══ PROVIDED DATA ══
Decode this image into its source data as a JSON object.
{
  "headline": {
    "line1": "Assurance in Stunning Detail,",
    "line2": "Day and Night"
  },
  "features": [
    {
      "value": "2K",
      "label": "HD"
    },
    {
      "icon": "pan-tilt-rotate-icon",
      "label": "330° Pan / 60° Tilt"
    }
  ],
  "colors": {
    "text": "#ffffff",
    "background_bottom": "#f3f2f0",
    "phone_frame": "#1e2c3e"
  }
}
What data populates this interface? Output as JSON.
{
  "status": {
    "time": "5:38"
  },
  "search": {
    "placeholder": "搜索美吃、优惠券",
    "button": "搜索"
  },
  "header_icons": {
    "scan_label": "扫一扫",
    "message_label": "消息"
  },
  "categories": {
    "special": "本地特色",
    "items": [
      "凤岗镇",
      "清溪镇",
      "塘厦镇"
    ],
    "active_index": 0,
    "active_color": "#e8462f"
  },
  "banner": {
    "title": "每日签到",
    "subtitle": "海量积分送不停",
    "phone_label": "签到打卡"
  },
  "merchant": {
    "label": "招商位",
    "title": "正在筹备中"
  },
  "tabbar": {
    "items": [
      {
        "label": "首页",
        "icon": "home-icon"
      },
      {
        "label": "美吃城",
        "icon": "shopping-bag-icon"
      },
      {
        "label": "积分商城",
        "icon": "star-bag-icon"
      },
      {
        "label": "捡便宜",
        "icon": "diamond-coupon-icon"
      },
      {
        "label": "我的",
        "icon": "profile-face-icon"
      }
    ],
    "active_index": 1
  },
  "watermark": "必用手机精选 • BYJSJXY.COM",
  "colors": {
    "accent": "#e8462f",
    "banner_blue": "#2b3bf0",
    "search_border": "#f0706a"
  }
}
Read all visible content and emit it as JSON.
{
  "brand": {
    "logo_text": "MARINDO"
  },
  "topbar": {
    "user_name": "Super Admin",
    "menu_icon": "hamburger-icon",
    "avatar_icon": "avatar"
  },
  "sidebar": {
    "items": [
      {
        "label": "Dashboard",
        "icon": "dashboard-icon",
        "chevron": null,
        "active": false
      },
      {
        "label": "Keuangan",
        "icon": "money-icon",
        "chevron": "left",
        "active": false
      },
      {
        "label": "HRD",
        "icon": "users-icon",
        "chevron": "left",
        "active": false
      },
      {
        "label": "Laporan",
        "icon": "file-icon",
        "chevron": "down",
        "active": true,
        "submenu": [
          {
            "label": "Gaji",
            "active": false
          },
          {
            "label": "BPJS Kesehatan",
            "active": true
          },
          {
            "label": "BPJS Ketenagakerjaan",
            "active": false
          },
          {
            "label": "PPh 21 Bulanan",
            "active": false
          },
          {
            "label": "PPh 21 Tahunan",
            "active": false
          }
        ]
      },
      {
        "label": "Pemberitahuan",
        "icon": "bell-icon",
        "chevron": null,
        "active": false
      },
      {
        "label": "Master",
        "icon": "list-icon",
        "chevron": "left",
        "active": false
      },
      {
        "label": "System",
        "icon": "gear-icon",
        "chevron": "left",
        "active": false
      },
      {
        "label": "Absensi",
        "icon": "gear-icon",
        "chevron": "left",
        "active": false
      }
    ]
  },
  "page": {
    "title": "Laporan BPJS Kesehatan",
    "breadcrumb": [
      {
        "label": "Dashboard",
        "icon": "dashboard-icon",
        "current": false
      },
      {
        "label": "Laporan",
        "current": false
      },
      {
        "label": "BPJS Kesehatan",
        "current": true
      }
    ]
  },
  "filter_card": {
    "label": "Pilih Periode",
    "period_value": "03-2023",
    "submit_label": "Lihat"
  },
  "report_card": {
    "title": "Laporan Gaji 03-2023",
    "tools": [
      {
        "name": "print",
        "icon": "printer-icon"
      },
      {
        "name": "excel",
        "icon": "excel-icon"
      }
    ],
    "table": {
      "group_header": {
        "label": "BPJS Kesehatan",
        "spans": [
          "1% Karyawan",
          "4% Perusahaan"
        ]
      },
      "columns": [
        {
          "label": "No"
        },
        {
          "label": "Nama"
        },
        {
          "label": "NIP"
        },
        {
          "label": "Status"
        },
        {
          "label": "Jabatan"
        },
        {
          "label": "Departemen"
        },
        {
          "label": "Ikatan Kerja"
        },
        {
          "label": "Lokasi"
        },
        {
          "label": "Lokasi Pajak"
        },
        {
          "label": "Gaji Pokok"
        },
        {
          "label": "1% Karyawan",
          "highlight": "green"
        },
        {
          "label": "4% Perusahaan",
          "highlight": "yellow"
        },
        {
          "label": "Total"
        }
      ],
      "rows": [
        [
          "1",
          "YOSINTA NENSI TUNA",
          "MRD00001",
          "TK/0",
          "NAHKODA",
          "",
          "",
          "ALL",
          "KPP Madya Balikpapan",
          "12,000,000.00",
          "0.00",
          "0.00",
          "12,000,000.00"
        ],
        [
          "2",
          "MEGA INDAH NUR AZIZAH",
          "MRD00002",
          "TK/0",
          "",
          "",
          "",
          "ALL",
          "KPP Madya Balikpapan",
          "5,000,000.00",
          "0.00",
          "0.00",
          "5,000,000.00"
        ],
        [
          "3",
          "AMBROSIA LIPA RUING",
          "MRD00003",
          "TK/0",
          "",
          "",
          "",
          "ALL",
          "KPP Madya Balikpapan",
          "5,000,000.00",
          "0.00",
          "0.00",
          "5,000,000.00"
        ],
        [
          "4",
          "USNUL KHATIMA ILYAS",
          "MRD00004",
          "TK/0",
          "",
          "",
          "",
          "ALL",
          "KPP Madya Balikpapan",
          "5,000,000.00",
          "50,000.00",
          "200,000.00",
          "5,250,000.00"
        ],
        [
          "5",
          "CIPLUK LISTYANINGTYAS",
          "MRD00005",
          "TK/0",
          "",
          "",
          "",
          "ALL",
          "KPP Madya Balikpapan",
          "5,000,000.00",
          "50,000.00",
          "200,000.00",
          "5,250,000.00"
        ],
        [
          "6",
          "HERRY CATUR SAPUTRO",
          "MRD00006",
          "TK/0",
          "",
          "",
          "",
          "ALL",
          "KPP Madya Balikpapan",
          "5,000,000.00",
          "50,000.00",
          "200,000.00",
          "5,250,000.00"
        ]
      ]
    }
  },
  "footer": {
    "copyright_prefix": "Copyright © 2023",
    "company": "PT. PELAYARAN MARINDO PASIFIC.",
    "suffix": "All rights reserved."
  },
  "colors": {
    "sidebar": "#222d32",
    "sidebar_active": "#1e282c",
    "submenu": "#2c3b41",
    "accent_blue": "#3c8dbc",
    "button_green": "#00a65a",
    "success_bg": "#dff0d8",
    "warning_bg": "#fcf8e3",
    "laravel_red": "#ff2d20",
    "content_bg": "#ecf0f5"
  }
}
═══
● EXERCISE AIM: Repeat the data precisely, line by line.

● WRITTEN SOLUTION:
Decode this image into its source data as a JSON object.
{
  "headline": {
    "line1": "Assurance in Stunning Detail,",
    "line2": "Day and Night"
  },
  "features": [
    {
      "value": "2K",
      "label": "HD"
    },
    {
      "icon": "pan-tilt-rotate-icon",
      "label": "330° Pan / 60° Tilt"
    }
  ],
  "colors": {
    "text": "#ffffff",
    "background_bottom": "#f3f2f0",
    "phone_frame": "#1e2c3e"
  }
}
What data populates this interface? Output as JSON.
{
  "status": {
    "time": "5:38"
  },
  "search": {
    "placeholder": "搜索美吃、优惠券",
    "button": "搜索"
  },
  "header_icons": {
    "scan_label": "扫一扫",
    "message_label": "消息"
  },
  "categories": {
    "special": "本地特色",
    "items": [
      "凤岗镇",
      "清溪镇",
      "塘厦镇"
    ],
    "active_index": 0,
    "active_color": "#e8462f"
  },
  "banner": {
    "title": "每日签到",
    "subtitle": "海量积分送不停",
    "phone_label": "签到打卡"
  },
  "merchant": {
    "label": "招商位",
    "title": "正在筹备中"
  },
  "tabbar": {
    "items": [
      {
        "label": "首页",
        "icon": "home-icon"
      },
      {
        "label": "美吃城",
        "icon": "shopping-bag-icon"
      },
      {
        "label": "积分商城",
        "icon": "star-bag-icon"
      },
      {
        "label": "捡便宜",
        "icon": "diamond-coupon-icon"
      },
      {
        "label": "我的",
        "icon": "profile-face-icon"
      }
    ],
    "active_index": 1
  },
  "watermark": "必用手机精选 • BYJSJXY.COM",
  "colors": {
    "accent": "#e8462f",
    "banner_blue": "#2b3bf0",
    "search_border": "#f0706a"
  }
}
Read all visible content and emit it as JSON.
{
  "brand": {
    "logo_text": "MARINDO"
  },
  "topbar": {
    "user_name": "Super Admin",
    "menu_icon": "hamburger-icon",
    "avatar_icon": "avatar"
  },
  "sidebar": {
    "items": [
      {
        "label": "Dashboard",
        "icon": "dashboard-icon",
        "chevron": null,
        "active": false
      },
      {
        "label": "Keuangan",
        "icon": "money-icon",
        "chevron": "left",
        "active": false
      },
      {
        "label": "HRD",
        "icon": "users-icon",
        "chevron": "left",
        "active": false
      },
      {
        "label": "Laporan",
        "icon": "file-icon",
        "chevron": "down",
        "active": true,
        "submenu": [
          {
            "label": "Gaji",
            "active": false
          },
          {
            "label": "BPJS Kesehatan",
            "active": true
          },
          {
            "label": "BPJS Ketenagakerjaan",
            "active": false
          },
          {
            "label": "PPh 21 Bulanan",
            "active": false
          },
          {
            "label": "PPh 21 Tahunan",
            "active": false
          }
        ]
      },
      {
        "label": "Pemberitahuan",
        "icon": "bell-icon",
        "chevron": null,
        "active": false
      },
      {
        "label": "Master",
        "icon": "list-icon",
        "chevron": "left",
        "active": false
      },
      {
        "label": "System",
        "icon": "gear-icon",
        "chevron": "left",
        "active": false
      },
      {
        "label": "Absensi",
        "icon": "gear-icon",
        "chevron": "left",
        "active": false
      }
    ]
  },
  "page": {
    "title": "Laporan BPJS Kesehatan",
    "breadcrumb": [
      {
        "label": "Dashboard",
        "icon": "dashboard-icon",
        "current": false
      },
      {
        "label": "Laporan",
        "current": false
      },
      {
        "label": "BPJS Kesehatan",
        "current": true
      }
    ]
  },
  "filter_card": {
    "label": "Pilih Periode",
    "period_value": "03-2023",
    "submit_label": "Lihat"
  },
  "report_card": {
    "title": "Laporan Gaji 03-2023",
    "tools": [
      {
        "name": "print",
        "icon": "printer-icon"
      },
      {
        "name": "excel",
        "icon": "excel-icon"
      }
    ],
    "table": {
      "group_header": {
        "label": "BPJS Kesehatan",
        "spans": [
          "1% Karyawan",
          "4% Perusahaan"
        ]
      },
      "columns": [
        {
          "label": "No"
        },
        {
          "label": "Nama"
        },
        {
          "label": "NIP"
        },
        {
          "label": "Status"
        },
        {
          "label": "Jabatan"
        },
        {
          "label": "Departemen"
        },
        {
          "label": "Ikatan Kerja"
        },
        {
          "label": "Lokasi"
        },
        {
          "label": "Lokasi Pajak"
        },
        {
          "label": "Gaji Pokok"
        },
        {
          "label": "1% Karyawan",
          "highlight": "green"
        },
        {
          "label": "4% Perusahaan",
          "highlight": "yellow"
        },
        {
          "label": "Total"
        }
      ],
      "rows": [
        [
          "1",
          "YOSINTA NENSI TUNA",
          "MRD00001",
          "TK/0",
          "NAHKODA",
          "",
          "",
          "ALL",
          "KPP Madya Balikpapan",
          "12,000,000.00",
          "0.00",
          "0.00",
          "12,000,000.00"
        ],
        [
          "2",
          "MEGA INDAH NUR AZIZAH",
          "MRD00002",
          "TK/0",
          "",
          "",
          "",
          "ALL",
          "KPP Madya Balikpapan",
          "5,000,000.00",
          "0.00",
          "0.00",
          "5,000,000.00"
        ],
        [
          "3",
          "AMBROSIA LIPA RUING",
          "MRD00003",
          "TK/0",
          "",
          "",
          "",
          "ALL",
          "KPP Madya Balikpapan",
          "5,000,000.00",
          "0.00",
          "0.00",
          "5,000,000.00"
        ],
        [
          "4",
          "USNUL KHATIMA ILYAS",
          "MRD00004",
          "TK/0",
          "",
          "",
          "",
          "ALL",
          "KPP Madya Balikpapan",
          "5,000,000.00",
          "50,000.00",
          "200,000.00",
          "5,250,000.00"
        ],
        [
          "5",
          "CIPLUK LISTYANINGTYAS",
          "MRD00005",
          "TK/0",
          "",
          "",
          "",
          "ALL",
          "KPP Madya Balikpapan",
          "5,000,000.00",
          "50,000.00",
          "200,000.00",
          "5,250,000.00"
        ],
        [
          "6",
          "HERRY CATUR SAPUTRO",
          "MRD00006",
          "TK/0",
          "",
          "",
          "",
          "ALL",
          "KPP Madya Balikpapan",
          "5,000,000.00",
          "50,000.00",
          "200,000.00",
          "5,250,000.00"
        ]
      ]
    }
  },
  "footer": {
    "copyright_prefix": "Copyright © 2023",
    "company": "PT. PELAYARAN MARINDO PASIFIC.",
    "suffix": "All rights reserved."
  },
  "colors": {
    "sidebar": "#222d32",
    "sidebar_active": "#1e282c",
    "submenu": "#2c3b41",
    "accent_blue": "#3c8dbc",
    "button_green": "#00a65a",
    "success_bg": "#dff0d8",
    "warning_bg": "#fcf8e3",
    "laravel_red": "#ff2d20",
    "content_bg": "#ecf0f5"
  }
}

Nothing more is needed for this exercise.